> _What you need to do_
Search the records for "ΕΥΑΓΓΕΛΟΣ". Copy every line where it appears.

> _Extracted material_
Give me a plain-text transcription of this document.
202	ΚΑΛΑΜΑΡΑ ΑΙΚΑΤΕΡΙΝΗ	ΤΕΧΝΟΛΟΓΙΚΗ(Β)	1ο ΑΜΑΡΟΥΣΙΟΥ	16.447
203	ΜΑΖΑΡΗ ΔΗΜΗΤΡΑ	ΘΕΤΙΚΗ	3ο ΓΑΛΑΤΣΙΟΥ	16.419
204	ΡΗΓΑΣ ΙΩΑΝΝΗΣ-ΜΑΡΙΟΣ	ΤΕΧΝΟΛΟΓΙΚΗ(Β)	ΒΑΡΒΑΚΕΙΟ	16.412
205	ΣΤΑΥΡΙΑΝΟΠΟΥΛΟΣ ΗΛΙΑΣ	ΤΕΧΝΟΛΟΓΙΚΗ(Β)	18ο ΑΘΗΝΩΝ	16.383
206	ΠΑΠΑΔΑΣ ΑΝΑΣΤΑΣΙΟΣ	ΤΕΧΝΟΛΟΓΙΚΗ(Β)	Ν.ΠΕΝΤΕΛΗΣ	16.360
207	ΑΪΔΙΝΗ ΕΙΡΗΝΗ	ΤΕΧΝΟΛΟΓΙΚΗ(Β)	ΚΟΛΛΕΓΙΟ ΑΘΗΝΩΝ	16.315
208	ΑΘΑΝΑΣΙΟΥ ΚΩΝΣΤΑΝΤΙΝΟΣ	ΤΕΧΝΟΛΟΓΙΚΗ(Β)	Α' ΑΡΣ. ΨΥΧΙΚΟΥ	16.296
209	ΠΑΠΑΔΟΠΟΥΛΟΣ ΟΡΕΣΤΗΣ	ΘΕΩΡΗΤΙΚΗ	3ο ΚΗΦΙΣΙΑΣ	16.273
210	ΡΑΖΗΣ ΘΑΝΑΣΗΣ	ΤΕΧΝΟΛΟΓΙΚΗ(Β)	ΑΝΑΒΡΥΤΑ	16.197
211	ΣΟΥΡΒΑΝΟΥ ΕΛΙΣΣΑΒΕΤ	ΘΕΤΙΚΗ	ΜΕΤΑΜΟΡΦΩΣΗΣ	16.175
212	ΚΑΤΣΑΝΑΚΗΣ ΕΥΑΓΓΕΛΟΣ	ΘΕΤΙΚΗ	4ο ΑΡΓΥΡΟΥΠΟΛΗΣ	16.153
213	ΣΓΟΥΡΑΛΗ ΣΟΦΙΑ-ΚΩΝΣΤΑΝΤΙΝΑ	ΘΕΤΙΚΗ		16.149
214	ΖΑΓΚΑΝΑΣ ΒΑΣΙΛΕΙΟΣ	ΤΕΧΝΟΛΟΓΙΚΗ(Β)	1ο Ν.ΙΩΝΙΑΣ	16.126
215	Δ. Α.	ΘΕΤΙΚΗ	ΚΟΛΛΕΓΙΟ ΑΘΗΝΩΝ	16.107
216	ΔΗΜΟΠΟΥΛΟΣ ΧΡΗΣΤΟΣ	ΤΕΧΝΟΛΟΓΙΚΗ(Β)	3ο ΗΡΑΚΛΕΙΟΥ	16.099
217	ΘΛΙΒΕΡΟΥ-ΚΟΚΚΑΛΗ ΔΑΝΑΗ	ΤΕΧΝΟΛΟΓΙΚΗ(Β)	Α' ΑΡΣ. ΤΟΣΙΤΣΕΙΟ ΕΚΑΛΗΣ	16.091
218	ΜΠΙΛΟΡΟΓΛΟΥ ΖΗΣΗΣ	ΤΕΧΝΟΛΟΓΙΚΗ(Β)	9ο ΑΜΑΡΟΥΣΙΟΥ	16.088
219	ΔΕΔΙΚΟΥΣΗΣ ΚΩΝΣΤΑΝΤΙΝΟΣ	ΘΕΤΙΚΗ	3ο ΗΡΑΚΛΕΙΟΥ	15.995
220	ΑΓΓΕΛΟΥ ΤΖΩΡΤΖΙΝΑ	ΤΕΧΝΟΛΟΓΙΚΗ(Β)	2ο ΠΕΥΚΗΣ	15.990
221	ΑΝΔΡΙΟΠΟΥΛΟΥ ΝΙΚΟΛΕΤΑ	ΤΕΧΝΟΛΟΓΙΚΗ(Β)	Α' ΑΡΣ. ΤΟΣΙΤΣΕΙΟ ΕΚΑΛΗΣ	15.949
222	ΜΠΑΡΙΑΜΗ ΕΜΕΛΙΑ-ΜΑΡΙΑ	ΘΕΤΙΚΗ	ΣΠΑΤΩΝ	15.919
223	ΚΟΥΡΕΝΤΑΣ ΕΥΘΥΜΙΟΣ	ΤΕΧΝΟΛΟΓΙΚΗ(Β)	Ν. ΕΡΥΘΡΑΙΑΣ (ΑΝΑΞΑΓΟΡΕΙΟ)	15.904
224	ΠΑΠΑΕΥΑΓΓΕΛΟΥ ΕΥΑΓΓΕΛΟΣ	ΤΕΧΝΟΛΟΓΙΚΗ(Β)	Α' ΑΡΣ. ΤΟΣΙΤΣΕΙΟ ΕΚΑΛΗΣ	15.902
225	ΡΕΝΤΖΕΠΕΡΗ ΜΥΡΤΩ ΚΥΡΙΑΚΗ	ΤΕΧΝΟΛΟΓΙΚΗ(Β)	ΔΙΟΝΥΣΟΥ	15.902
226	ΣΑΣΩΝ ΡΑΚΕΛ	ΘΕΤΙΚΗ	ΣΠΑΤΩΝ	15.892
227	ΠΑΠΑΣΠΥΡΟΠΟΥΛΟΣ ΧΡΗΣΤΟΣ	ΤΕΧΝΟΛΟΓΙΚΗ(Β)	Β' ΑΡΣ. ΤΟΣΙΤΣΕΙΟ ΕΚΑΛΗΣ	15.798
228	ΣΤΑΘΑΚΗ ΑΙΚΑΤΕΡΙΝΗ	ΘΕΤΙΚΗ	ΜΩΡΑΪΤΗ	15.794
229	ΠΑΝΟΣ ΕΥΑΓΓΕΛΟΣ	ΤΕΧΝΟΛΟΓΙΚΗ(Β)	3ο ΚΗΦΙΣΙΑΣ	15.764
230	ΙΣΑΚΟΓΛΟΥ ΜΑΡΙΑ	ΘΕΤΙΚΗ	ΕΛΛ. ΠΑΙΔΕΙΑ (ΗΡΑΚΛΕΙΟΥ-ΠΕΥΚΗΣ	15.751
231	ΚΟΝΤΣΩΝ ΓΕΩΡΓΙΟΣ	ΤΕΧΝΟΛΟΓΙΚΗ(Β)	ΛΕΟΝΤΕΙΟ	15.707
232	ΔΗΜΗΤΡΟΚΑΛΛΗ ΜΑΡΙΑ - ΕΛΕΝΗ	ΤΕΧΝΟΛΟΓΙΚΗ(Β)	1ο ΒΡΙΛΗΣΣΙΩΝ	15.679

> _Expected answer_
212	ΚΑΤΣΑΝΑΚΗΣ ΕΥΑΓΓΕΛΟΣ	ΘΕΤΙΚΗ	4ο ΑΡΓΥΡΟΥΠΟΛΗΣ	16.153
224	ΠΑΠΑΕΥΑΓΓΕΛΟΥ ΕΥΑΓΓΕΛΟΣ	ΤΕΧΝΟΛΟΓΙΚΗ(Β)	Α' ΑΡΣ. ΤΟΣΙΤΣΕΙΟ ΕΚΑΛΗΣ	15.902
229	ΠΑΝΟΣ ΕΥΑΓΓΕΛΟΣ	ΤΕΧΝΟΛΟΓΙΚΗ(Β)	3ο ΚΗΦΙΣΙΑΣ	15.764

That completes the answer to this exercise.